Find the lines holding "name" and copy them.

*WORKING DATA:*
---

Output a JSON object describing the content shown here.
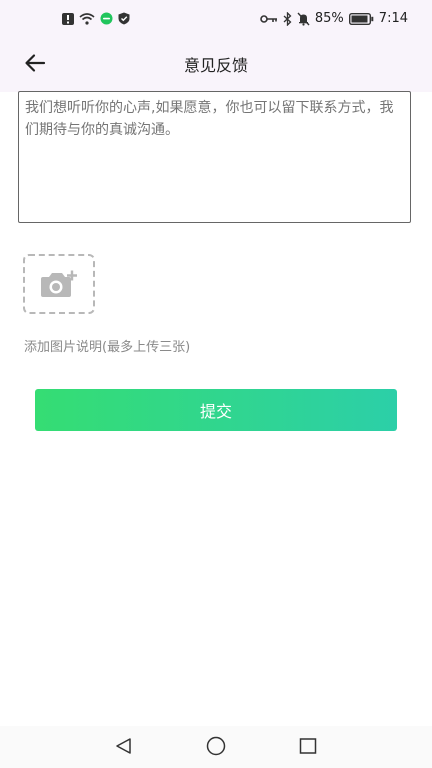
{
  "status_bar": {
    "battery_percent": "85%",
    "time": "7:14"
  },
  "header": {
    "title": "意见反馈"
  },
  "feedback": {
    "placeholder": "我们想听听你的心声,如果愿意，你也可以留下联系方式，我们期待与你的真诚沟通。"
  },
  "image_upload": {
    "hint": "添加图片说明(最多上传三张)"
  },
  "actions": {
    "submit_label": "提交"
  },
  "colors": {
    "header_bg": "#f9f4fb",
    "submit_gradient_start": "#35dd73",
    "submit_gradient_end": "#2ccfa8"
  },
  "icons": {
    "back": "arrow-left",
    "upload": "camera-plus",
    "nav": [
      "triangle-back",
      "circle-home",
      "square-recents"
    ]
  }
}
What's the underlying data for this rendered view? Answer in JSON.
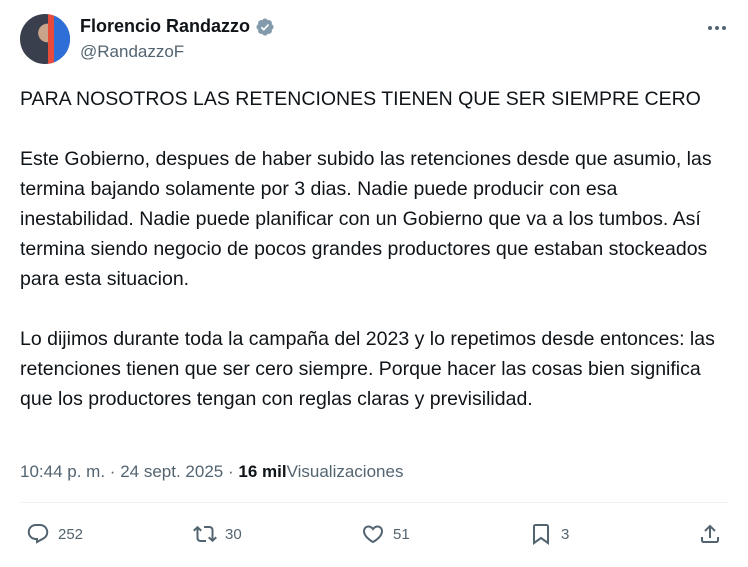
{
  "author": {
    "name": "Florencio Randazzo",
    "handle": "@RandazzoF"
  },
  "tweet": {
    "p1": "PARA NOSOTROS LAS RETENCIONES TIENEN QUE SER SIEMPRE CERO",
    "p2": "Este Gobierno, despues de haber subido las retenciones desde que asumio, las termina bajando solamente por 3 dias. Nadie puede producir con esa inestabilidad.  Nadie puede planificar con un Gobierno que va a los tumbos. Así termina siendo negocio de pocos grandes productores que estaban stockeados para esta situacion.",
    "p3": "Lo dijimos durante toda la campaña del 2023 y lo repetimos desde entonces: las retenciones tienen que ser cero siempre. Porque hacer las cosas bien significa que los productores tengan con reglas claras y previsilidad."
  },
  "meta": {
    "time": "10:44 p. m.",
    "sep1": "·",
    "date": "24 sept. 2025",
    "sep2": "·",
    "views_count": "16 mil",
    "views_label": "Visualizaciones"
  },
  "actions": {
    "replies": "252",
    "reposts": "30",
    "likes": "51",
    "bookmarks": "3"
  },
  "colors": {
    "verified": "#829aab",
    "secondary_text": "#536471"
  },
  "icons": [
    "verified-badge-icon",
    "more-icon",
    "reply-icon",
    "repost-icon",
    "like-icon",
    "bookmark-icon",
    "share-icon"
  ]
}
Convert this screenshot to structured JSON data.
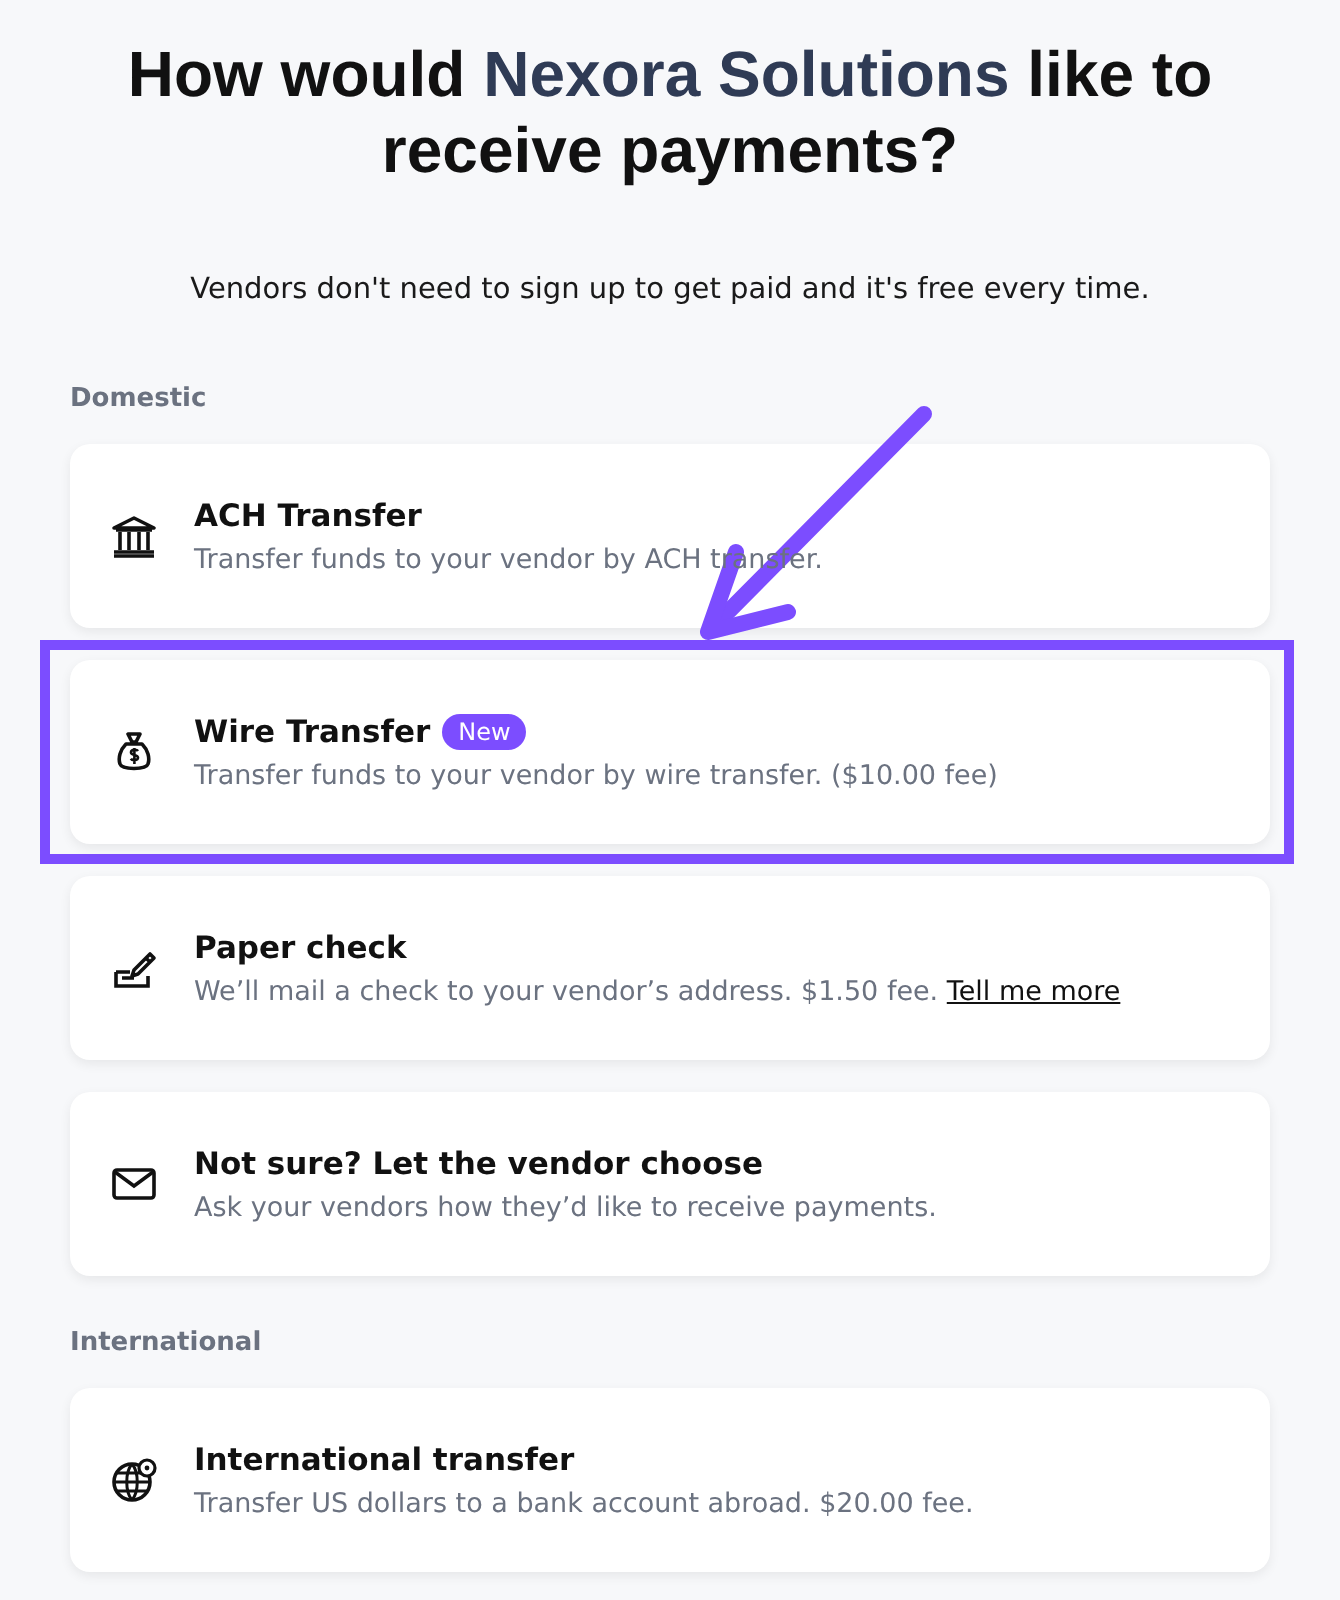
{
  "heading": {
    "before": "How would ",
    "company": "Nexora Solutions",
    "after": " like to receive payments?"
  },
  "subtitle": "Vendors don't need to sign up to get paid and it's free every time.",
  "sections": [
    {
      "label": "Domestic",
      "options": [
        {
          "kind": "bank",
          "title": "ACH Transfer",
          "description": "Transfer funds to your vendor by ACH transfer.",
          "selected": false
        },
        {
          "kind": "moneybag",
          "title": "Wire Transfer",
          "badge": "New",
          "description": "Transfer funds to your vendor by wire transfer. ($10.00 fee)",
          "selected": true
        },
        {
          "kind": "check",
          "title": "Paper check",
          "description": "We’ll mail a check to your vendor’s address. $1.50 fee.",
          "link": "Tell me more",
          "selected": false
        },
        {
          "kind": "envelope",
          "title": "Not sure? Let the vendor choose",
          "description": "Ask your vendors how they’d like to receive payments.",
          "selected": false
        }
      ]
    },
    {
      "label": "International",
      "options": [
        {
          "kind": "globe",
          "title": "International transfer",
          "description": "Transfer US dollars to a bank account abroad. $20.00 fee.",
          "selected": false
        }
      ]
    }
  ]
}
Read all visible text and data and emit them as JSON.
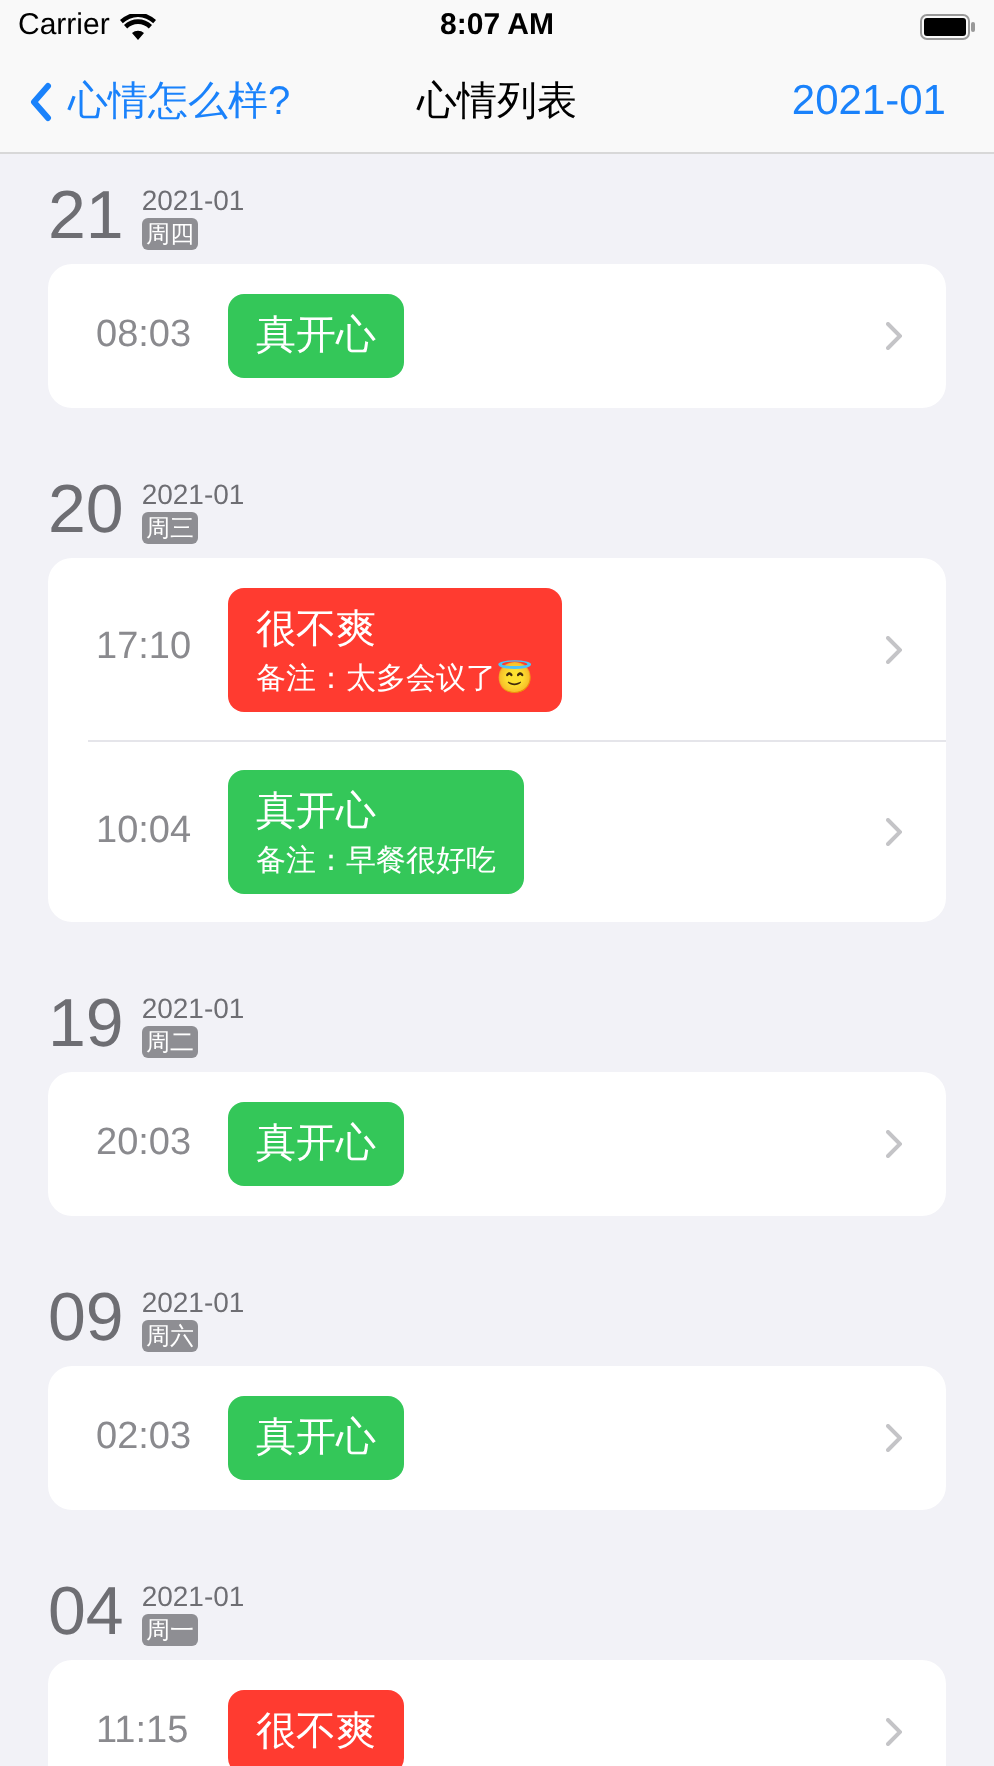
{
  "status_bar": {
    "carrier": "Carrier",
    "time": "8:07 AM"
  },
  "nav": {
    "back": "心情怎么样?",
    "title": "心情列表",
    "month": "2021-01"
  },
  "days": [
    {
      "day": "21",
      "month": "2021-01",
      "weekday": "周四",
      "entries": [
        {
          "time": "08:03",
          "mood": "真开心",
          "color": "#34c759"
        }
      ]
    },
    {
      "day": "20",
      "month": "2021-01",
      "weekday": "周三",
      "entries": [
        {
          "time": "17:10",
          "mood": "很不爽",
          "color": "#ff3b30",
          "note": "备注：太多会议了😇"
        },
        {
          "time": "10:04",
          "mood": "真开心",
          "color": "#34c759",
          "note": "备注：早餐很好吃"
        }
      ]
    },
    {
      "day": "19",
      "month": "2021-01",
      "weekday": "周二",
      "entries": [
        {
          "time": "20:03",
          "mood": "真开心",
          "color": "#34c759"
        }
      ]
    },
    {
      "day": "09",
      "month": "2021-01",
      "weekday": "周六",
      "entries": [
        {
          "time": "02:03",
          "mood": "真开心",
          "color": "#34c759"
        }
      ]
    },
    {
      "day": "04",
      "month": "2021-01",
      "weekday": "周一",
      "entries": [
        {
          "time": "11:15",
          "mood": "很不爽",
          "color": "#ff3b30"
        }
      ]
    }
  ]
}
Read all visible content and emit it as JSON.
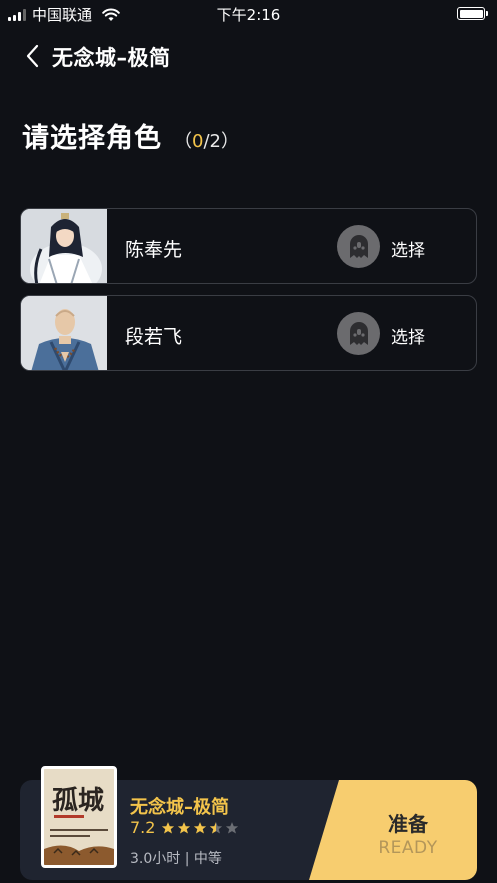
{
  "status_bar": {
    "carrier": "中国联通",
    "time": "下午2:16"
  },
  "nav": {
    "title": "无念城–极简"
  },
  "heading": {
    "title": "请选择角色",
    "count_open": "（",
    "count_selected": "0",
    "count_total": "/2）"
  },
  "roles": [
    {
      "name": "陈奉先",
      "action": "选择"
    },
    {
      "name": "段若飞",
      "action": "选择"
    }
  ],
  "game": {
    "title": "无念城–极简",
    "rating": "7.2",
    "meta": "3.0小时 | 中等",
    "cover_text": "孤城"
  },
  "ready": {
    "label_cn": "准备",
    "label_en": "READY"
  },
  "colors": {
    "accent": "#f3c44b",
    "background": "#0f1116",
    "button": "#f7cd6f"
  }
}
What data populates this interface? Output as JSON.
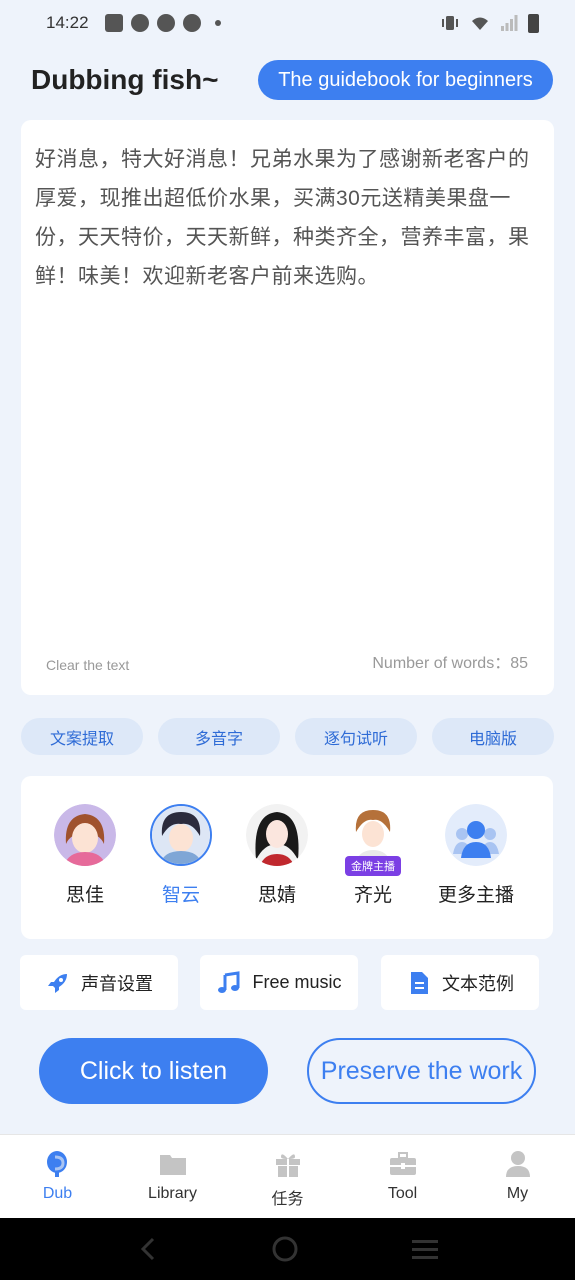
{
  "status_bar": {
    "time": "14:22"
  },
  "header": {
    "title": "Dubbing fish~",
    "guide_label": "The guidebook for beginners"
  },
  "editor": {
    "text": "好消息，特大好消息！兄弟水果为了感谢新老客户的厚爱，现推出超低价水果，买满30元送精美果盘一份，天天特价，天天新鲜，种类齐全，营养丰富，果鲜！味美！欢迎新老客户前来选购。",
    "clear_label": "Clear the text",
    "word_count_label": "Number of words：85"
  },
  "feature_pills": [
    {
      "label": "文案提取"
    },
    {
      "label": "多音字"
    },
    {
      "label": "逐句试听"
    },
    {
      "label": "电脑版"
    }
  ],
  "anchors": [
    {
      "name": "思佳"
    },
    {
      "name": "智云",
      "selected": true
    },
    {
      "name": "思婧"
    },
    {
      "name": "齐光",
      "badge": "金牌主播"
    },
    {
      "name": "更多主播"
    }
  ],
  "tools": [
    {
      "label": "声音设置",
      "icon": "rocket-icon"
    },
    {
      "label": "Free music",
      "icon": "music-note-icon"
    },
    {
      "label": "文本范例",
      "icon": "document-icon"
    }
  ],
  "actions": {
    "listen_label": "Click to listen",
    "preserve_label": "Preserve the work"
  },
  "bottom_nav": [
    {
      "label": "Dub",
      "icon": "microphone-icon",
      "active": true
    },
    {
      "label": "Library",
      "icon": "folder-icon"
    },
    {
      "label": "任务",
      "icon": "gift-icon"
    },
    {
      "label": "Tool",
      "icon": "toolbox-icon"
    },
    {
      "label": "My",
      "icon": "person-icon"
    }
  ],
  "colors": {
    "accent": "#3D7FF0",
    "background": "#EEF3FB",
    "pill_bg": "#DDE8F8"
  }
}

---

*ANSWER TO THE EXERCISE:*
    "name": "Florencio Randazzo",
      "name": "陈奉先",
      "name": "段若飞",
      "name": "思佳"
      "name": "智云",
      "name": "思婧"
      "name": "齐光",
      "name": "更多主播"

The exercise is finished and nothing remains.